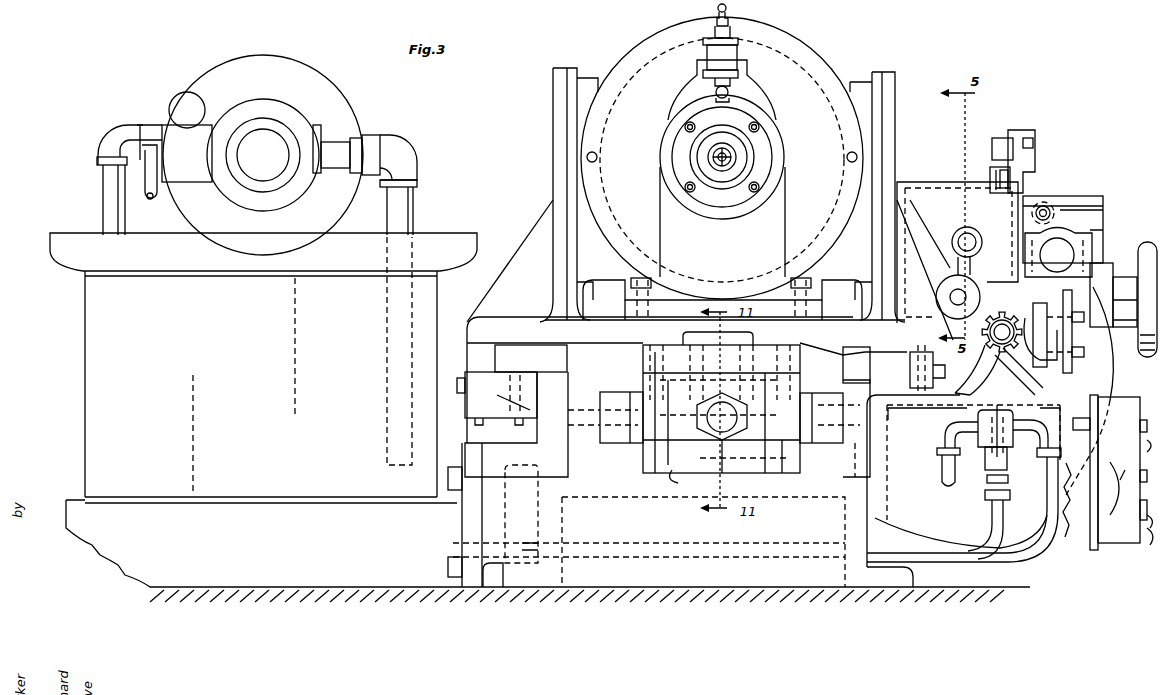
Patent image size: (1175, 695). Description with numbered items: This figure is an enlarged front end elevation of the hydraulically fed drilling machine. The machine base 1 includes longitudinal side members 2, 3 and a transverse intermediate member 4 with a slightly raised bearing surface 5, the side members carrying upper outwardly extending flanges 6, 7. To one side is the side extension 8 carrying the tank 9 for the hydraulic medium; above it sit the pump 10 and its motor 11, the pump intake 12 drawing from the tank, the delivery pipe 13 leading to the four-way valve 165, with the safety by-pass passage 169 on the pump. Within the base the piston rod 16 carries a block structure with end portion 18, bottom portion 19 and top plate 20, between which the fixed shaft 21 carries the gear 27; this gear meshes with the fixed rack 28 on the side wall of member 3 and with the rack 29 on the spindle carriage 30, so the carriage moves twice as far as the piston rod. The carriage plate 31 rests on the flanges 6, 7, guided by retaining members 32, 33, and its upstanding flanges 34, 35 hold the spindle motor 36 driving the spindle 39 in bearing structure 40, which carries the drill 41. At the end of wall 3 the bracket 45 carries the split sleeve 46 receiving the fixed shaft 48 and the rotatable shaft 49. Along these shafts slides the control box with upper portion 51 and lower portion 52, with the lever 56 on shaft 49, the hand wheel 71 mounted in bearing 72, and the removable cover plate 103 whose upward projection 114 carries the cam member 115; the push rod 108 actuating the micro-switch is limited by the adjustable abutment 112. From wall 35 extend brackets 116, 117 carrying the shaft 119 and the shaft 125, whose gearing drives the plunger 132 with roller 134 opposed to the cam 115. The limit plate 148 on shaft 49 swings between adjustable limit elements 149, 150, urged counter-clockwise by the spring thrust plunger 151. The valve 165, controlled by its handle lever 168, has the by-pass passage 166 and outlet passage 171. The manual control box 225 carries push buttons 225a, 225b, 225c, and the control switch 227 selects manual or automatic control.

The machine base 1 is at (753, 583).
The longitudinal side member 2 is at (555, 458).
The longitudinal side member 3 is at (856, 412).
The transverse intermediate member 4 is at (578, 485).
The bearing surface 5 is at (679, 481).
The upper flange 6 is at (531, 358).
The upper flange 7 is at (962, 469).
The side extension 8 is at (396, 565).
The tank 9 is at (233, 381).
The pump 10 is at (298, 120).
The motor 11 is at (260, 62).
The pump intake 12 is at (405, 207).
The delivery pipe 13 is at (147, 173).
The piston rod 16 is at (738, 417).
The end portion 18 is at (650, 385).
The bottom portion 19 is at (768, 463).
The top plate 20 is at (643, 358).
The fixed shaft 21 is at (727, 465).
The gear 27 is at (783, 476).
The fixed rack 28 is at (835, 435).
The rack 29 is at (621, 432).
The spindle carriage 30 is at (553, 237).
The plate 31 is at (598, 327).
The guiding and retaining member 32 is at (918, 382).
The guiding and retaining member 33 is at (505, 420).
The upstanding flange 34 is at (553, 146).
The upstanding flange 35 is at (896, 87).
The spindle motor 36 is at (808, 64).
The spindle 39 is at (740, 149).
The bearing structure 40 is at (775, 170).
The drill 41 is at (734, 158).
The bracket 45 is at (1112, 383).
The split shaft receiving sleeve 46 is at (1072, 228).
The fixed shaft 48 is at (1057, 255).
The rotatable shaft 49 is at (1006, 356).
The upper block portion 51 is at (1092, 210).
The lower block portion 52 is at (1099, 262).
The lever 56 is at (1012, 325).
The hand wheel 71 is at (1147, 244).
The bearing 72 is at (1120, 279).
The removable cover plate 103 is at (1088, 196).
The push rod 108 is at (1045, 207).
The adjustable abutment 112 is at (1050, 208).
The upward projection 114 is at (1022, 131).
The cam member 115 is at (999, 138).
The bracket 116 is at (922, 228).
The bracket 117 is at (918, 183).
The shaft 119 is at (962, 294).
The shaft 125 is at (970, 240).
The plunger 132 is at (990, 178).
The roller 134 is at (993, 173).
The limit plate 148 is at (1060, 343).
The adjustable limit element 149 is at (1071, 331).
The adjustable limit element 150 is at (1077, 312).
The spring thrust plunger 151 is at (1015, 378).
The four-way valve 165 is at (1043, 455).
The by-pass passage 166 is at (992, 520).
The valve handle lever 168 is at (995, 440).
The safety by-pass passage 169 is at (60, 199).
The outlet passage 171 is at (945, 480).
The control box 225 is at (1128, 412).
The push button 225a is at (1147, 446).
The push button 225b is at (1154, 540).
The push button 225c is at (1148, 527).
The control switch 227 is at (1125, 478).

————

*WHAT YOU NEED TO DO:*
Format every line of the entries above as a JSON list of strings, with one string per line and no strings for blank lines. Leave the pictures out.

*REPLY TO THE TASK:*
[
  "Patent image size: (1175, 695). Description with numbered items: This figure is an enlarged front end elevation of the hydraulically fed drilling machine. The machine base 1 includes longitudinal side members 2, 3 and a transverse intermediate member 4 with a slightly raised bearing surface 5, the side members carrying upper outwardly extending flanges 6, 7. To one side is the side extension 8 carrying the tank 9 for the hydraulic medium; above it sit the pump 10 and its motor 11, the pump intake 12 drawing from the tank, the delivery pipe 13 leading to the four-way valve 165, with the safety by-pass passage 169 on the pump. Within the base the piston rod 16 carries a block structure with end portion 18, bottom portion 19 and top plate 20, between which the fixed shaft 21 carries the gear 27; this gear meshes with the fixed rack 28 on the side wall of member 3 and with the rack 29 on the spindle carriage 30, so the carriage moves twice as far as the piston rod. The carriage plate 31 rests on the flanges 6, 7, guided by retaining members 32, 33, and its upstanding flanges 34, 35 hold the spindle motor 36 driving the spindle 39 in bearing structure 40, which carries the drill 41. At the end of wall 3 the bracket 45 carries the split sleeve 46 receiving the fixed shaft 48 and the rotatable shaft 49. Along these shafts slides the control box with upper portion 51 and lower portion 52, with the lever 56 on shaft 49, the hand wheel 71 mounted in bearing 72, and the removable cover plate 103 whose upward projection 114 carries the cam member 115; the push rod 108 actuating the micro-switch is limited by the adjustable abutment 112. From wall 35 extend brackets 116, 117 carrying the shaft 119 and the shaft 125, whose gearing drives the plunger 132 with roller 134 opposed to the cam 115. The limit plate 148 on shaft 49 swings between adjustable limit elements 149, 150, urged counter-clockwise by the spring thrust plunger 151. The valve 165, controlled by its handle lever 168, has the by-pass passage 166 and outlet passage 171. The manual control box 225 carries push buttons 225a, 225b, 225c, and the control switch 227 selects manual or automatic control.",
  "The machine base 1 is at (753, 583).",
  "The longitudinal side member 2 is at (555, 458).",
  "The longitudinal side member 3 is at (856, 412).",
  "The transverse intermediate member 4 is at (578, 485).",
  "The bearing surface 5 is at (679, 481).",
  "The upper flange 6 is at (531, 358).",
  "The upper flange 7 is at (962, 469).",
  "The side extension 8 is at (396, 565).",
  "The tank 9 is at (233, 381).",
  "The pump 10 is at (298, 120).",
  "The motor 11 is at (260, 62).",
  "The pump intake 12 is at (405, 207).",
  "The delivery pipe 13 is at (147, 173).",
  "The piston rod 16 is at (738, 417).",
  "The end portion 18 is at (650, 385).",
  "The bottom portion 19 is at (768, 463).",
  "The top plate 20 is at (643, 358).",
  "The fixed shaft 21 is at (727, 465).",
  "The gear 27 is at (783, 476).",
  "The fixed rack 28 is at (835, 435).",
  "The rack 29 is at (621, 432).",
  "The spindle carriage 30 is at (553, 237).",
  "The plate 31 is at (598, 327).",
  "The guiding and retaining member 32 is at (918, 382).",
  "The guiding and retaining member 33 is at (505, 420).",
  "The upstanding flange 34 is at (553, 146).",
  "The upstanding flange 35 is at (896, 87).",
  "The spindle motor 36 is at (808, 64).",
  "The spindle 39 is at (740, 149).",
  "The bearing structure 40 is at (775, 170).",
  "The drill 41 is at (734, 158).",
  "The bracket 45 is at (1112, 383).",
  "The split shaft receiving sleeve 46 is at (1072, 228).",
  "The fixed shaft 48 is at (1057, 255).",
  "The rotatable shaft 49 is at (1006, 356).",
  "The upper block portion 51 is at (1092, 210).",
  "The lower block portion 52 is at (1099, 262).",
  "The lever 56 is at (1012, 325).",
  "The hand wheel 71 is at (1147, 244).",
  "The bearing 72 is at (1120, 279).",
  "The removable cover plate 103 is at (1088, 196).",
  "The push rod 108 is at (1045, 207).",
  "The adjustable abutment 112 is at (1050, 208).",
  "The upward projection 114 is at (1022, 131).",
  "The cam member 115 is at (999, 138).",
  "The bracket 116 is at (922, 228).",
  "The bracket 117 is at (918, 183).",
  "The shaft 119 is at (962, 294).",
  "The shaft 125 is at (970, 240).",
  "The plunger 132 is at (990, 178).",
  "The roller 134 is at (993, 173).",
  "The limit plate 148 is at (1060, 343).",
  "The adjustable limit element 149 is at (1071, 331).",
  "The adjustable limit element 150 is at (1077, 312).",
  "The spring thrust plunger 151 is at (1015, 378).",
  "The four-way valve 165 is at (1043, 455).",
  "The by-pass passage 166 is at (992, 520).",
  "The valve handle lever 168 is at (995, 440).",
  "The safety by-pass passage 169 is at (60, 199).",
  "The outlet passage 171 is at (945, 480).",
  "The control box 225 is at (1128, 412).",
  "The push button 225a is at (1147, 446).",
  "The push button 225b is at (1154, 540).",
  "The push button 225c is at (1148, 527).",
  "The control switch 227 is at (1125, 478)."
]